- YOUR INSTRUCTIONS
Where a line in the listing below contains the word "which", copy that line.

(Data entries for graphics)
[BEGIN]

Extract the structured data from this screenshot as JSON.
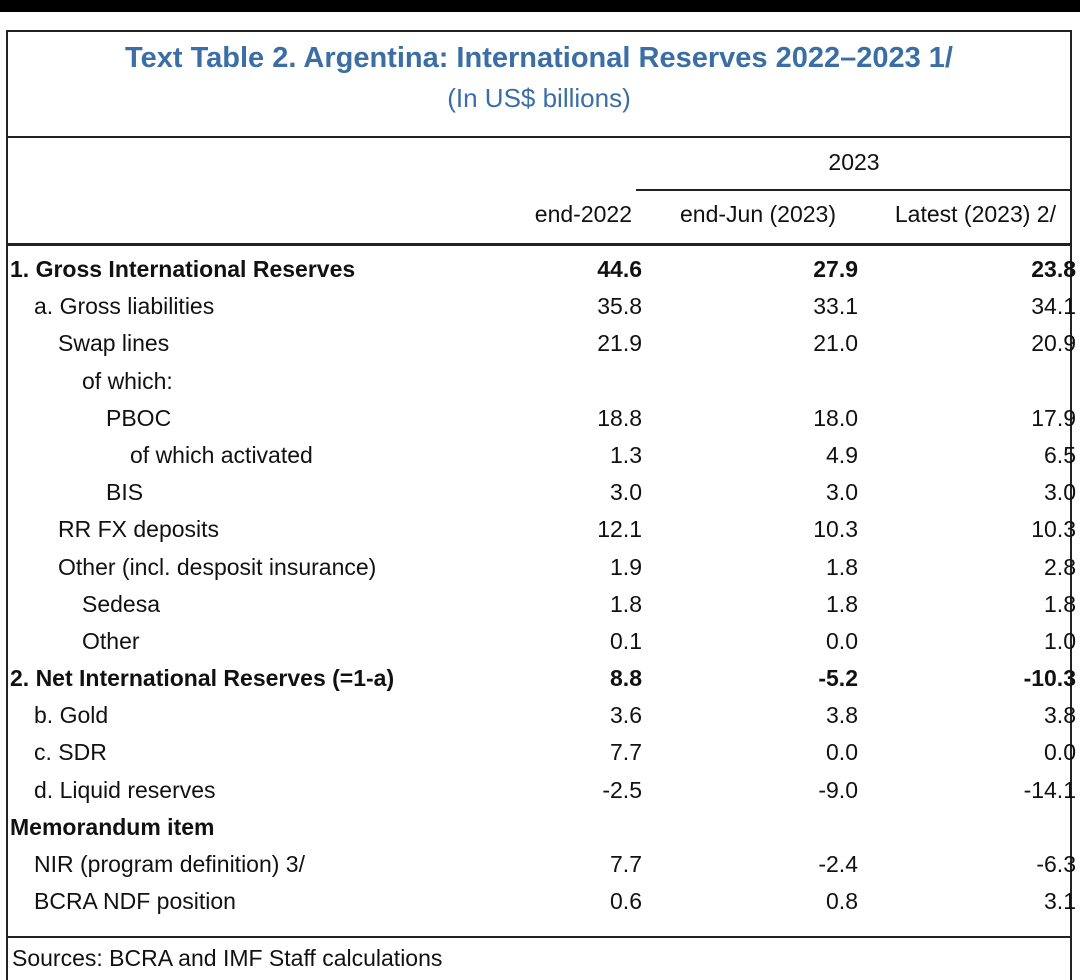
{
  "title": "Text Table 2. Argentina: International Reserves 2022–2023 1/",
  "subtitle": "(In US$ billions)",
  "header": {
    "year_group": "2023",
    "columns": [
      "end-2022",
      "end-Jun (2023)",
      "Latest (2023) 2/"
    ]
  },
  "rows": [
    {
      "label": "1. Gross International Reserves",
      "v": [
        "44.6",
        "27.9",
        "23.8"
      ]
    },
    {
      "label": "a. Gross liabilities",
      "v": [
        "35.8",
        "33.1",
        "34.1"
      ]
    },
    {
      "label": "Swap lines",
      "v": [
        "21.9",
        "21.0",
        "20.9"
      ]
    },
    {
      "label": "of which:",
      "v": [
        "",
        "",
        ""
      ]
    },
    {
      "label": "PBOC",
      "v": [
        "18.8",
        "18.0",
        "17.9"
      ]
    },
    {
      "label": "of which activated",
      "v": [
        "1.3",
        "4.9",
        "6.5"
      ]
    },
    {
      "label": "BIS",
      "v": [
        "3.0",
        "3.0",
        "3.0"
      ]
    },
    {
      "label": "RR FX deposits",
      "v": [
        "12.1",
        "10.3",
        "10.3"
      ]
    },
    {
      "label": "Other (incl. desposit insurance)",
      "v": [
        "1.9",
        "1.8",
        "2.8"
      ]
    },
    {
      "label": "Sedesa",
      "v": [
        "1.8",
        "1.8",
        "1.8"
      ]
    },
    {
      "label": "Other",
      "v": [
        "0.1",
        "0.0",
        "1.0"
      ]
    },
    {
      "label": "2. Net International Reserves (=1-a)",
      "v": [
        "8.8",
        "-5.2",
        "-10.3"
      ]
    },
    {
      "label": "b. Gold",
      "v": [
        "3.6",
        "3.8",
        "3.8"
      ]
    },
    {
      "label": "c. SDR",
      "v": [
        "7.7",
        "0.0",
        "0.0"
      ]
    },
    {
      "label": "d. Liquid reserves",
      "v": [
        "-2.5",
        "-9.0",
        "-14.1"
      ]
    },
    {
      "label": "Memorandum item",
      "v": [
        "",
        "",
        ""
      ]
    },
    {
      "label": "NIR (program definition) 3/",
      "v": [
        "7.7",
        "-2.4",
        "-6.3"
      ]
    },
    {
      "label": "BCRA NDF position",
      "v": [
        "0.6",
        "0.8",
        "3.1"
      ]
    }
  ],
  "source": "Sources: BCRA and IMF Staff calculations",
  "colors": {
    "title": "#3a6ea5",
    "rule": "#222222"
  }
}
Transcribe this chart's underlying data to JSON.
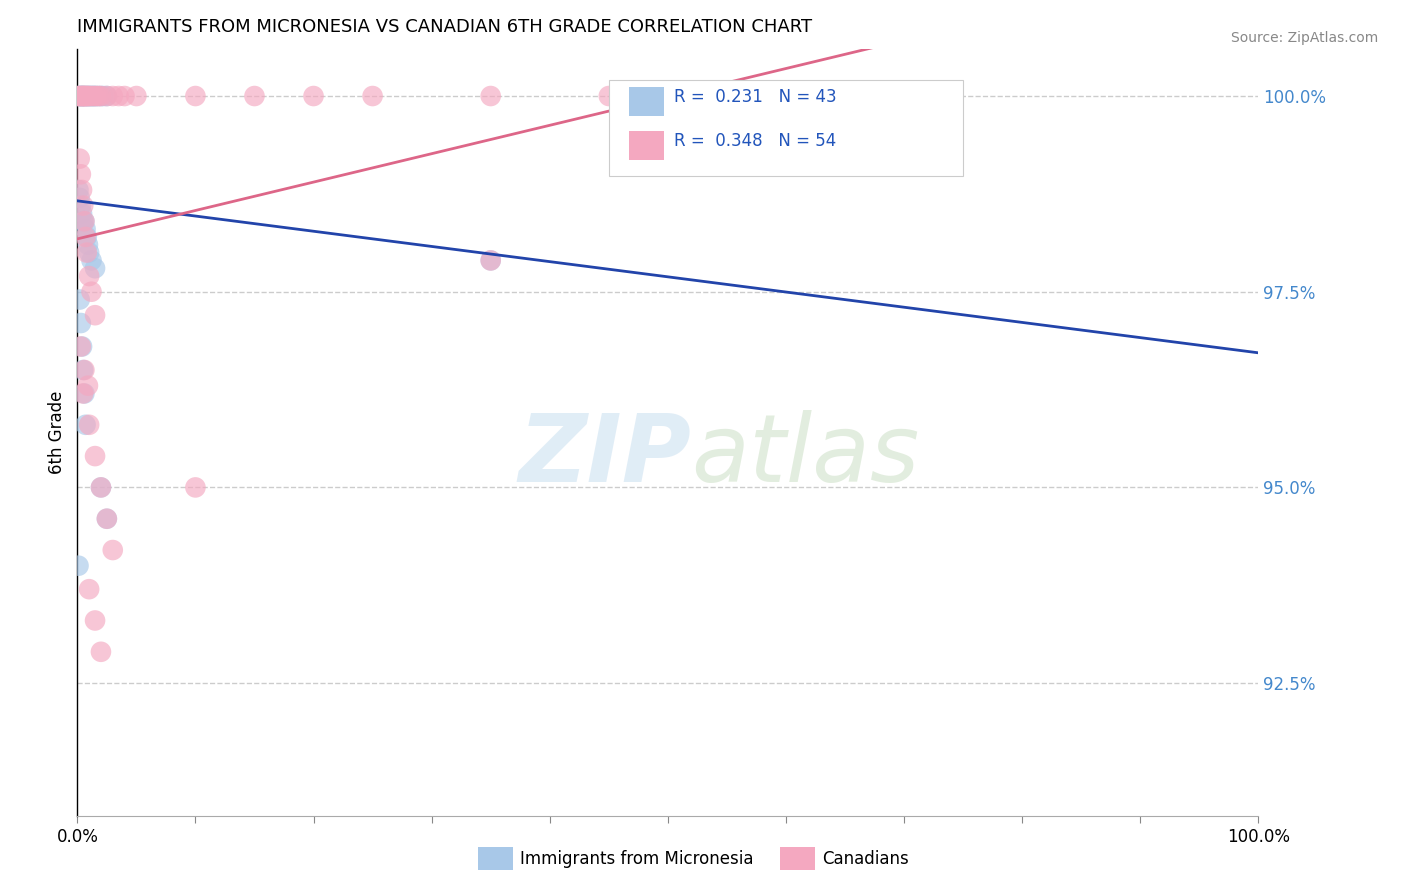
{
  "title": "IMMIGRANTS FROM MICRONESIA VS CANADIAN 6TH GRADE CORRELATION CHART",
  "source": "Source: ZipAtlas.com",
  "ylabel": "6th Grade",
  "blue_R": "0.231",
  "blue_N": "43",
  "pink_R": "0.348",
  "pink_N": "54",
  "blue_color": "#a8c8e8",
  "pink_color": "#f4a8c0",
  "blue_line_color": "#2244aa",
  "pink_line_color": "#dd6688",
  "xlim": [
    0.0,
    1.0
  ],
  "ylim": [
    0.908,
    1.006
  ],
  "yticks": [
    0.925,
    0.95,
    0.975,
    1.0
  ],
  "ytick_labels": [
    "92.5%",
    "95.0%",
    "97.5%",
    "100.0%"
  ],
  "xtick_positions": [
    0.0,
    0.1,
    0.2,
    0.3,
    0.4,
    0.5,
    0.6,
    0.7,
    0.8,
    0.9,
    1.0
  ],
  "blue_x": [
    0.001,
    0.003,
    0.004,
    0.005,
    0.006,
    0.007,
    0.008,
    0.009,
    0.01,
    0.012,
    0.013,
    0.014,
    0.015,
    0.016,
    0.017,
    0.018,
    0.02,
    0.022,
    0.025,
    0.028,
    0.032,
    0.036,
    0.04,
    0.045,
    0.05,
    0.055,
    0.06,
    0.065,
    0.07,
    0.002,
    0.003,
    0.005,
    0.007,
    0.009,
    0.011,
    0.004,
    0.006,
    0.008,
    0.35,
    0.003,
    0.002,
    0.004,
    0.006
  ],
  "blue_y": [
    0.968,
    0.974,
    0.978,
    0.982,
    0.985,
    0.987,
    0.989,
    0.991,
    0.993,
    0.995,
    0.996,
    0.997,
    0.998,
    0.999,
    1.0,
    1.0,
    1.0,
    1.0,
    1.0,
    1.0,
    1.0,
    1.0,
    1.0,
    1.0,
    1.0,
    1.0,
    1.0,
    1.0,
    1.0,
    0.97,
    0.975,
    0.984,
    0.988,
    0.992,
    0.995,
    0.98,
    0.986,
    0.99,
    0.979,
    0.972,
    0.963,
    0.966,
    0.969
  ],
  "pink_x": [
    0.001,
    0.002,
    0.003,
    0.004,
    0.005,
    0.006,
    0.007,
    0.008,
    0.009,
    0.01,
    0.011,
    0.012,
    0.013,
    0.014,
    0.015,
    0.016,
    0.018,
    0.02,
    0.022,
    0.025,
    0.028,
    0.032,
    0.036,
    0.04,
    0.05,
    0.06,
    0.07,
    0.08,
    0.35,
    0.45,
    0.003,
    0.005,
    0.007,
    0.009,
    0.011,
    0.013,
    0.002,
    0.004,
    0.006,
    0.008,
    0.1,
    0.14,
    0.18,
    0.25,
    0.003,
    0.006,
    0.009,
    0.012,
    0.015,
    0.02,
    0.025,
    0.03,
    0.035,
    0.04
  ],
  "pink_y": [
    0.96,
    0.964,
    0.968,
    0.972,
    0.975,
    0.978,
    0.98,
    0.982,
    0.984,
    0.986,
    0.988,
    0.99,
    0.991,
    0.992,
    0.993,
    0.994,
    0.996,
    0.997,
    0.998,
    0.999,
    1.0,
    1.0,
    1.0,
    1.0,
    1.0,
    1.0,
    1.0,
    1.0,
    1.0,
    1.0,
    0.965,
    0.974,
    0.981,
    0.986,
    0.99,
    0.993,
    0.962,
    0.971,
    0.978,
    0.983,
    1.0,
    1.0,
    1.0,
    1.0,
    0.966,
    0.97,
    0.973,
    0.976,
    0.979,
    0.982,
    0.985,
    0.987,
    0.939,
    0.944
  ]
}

[END]

- ANSWER TO THE TASK
      "label": "of which:",
      "label": "of which activated",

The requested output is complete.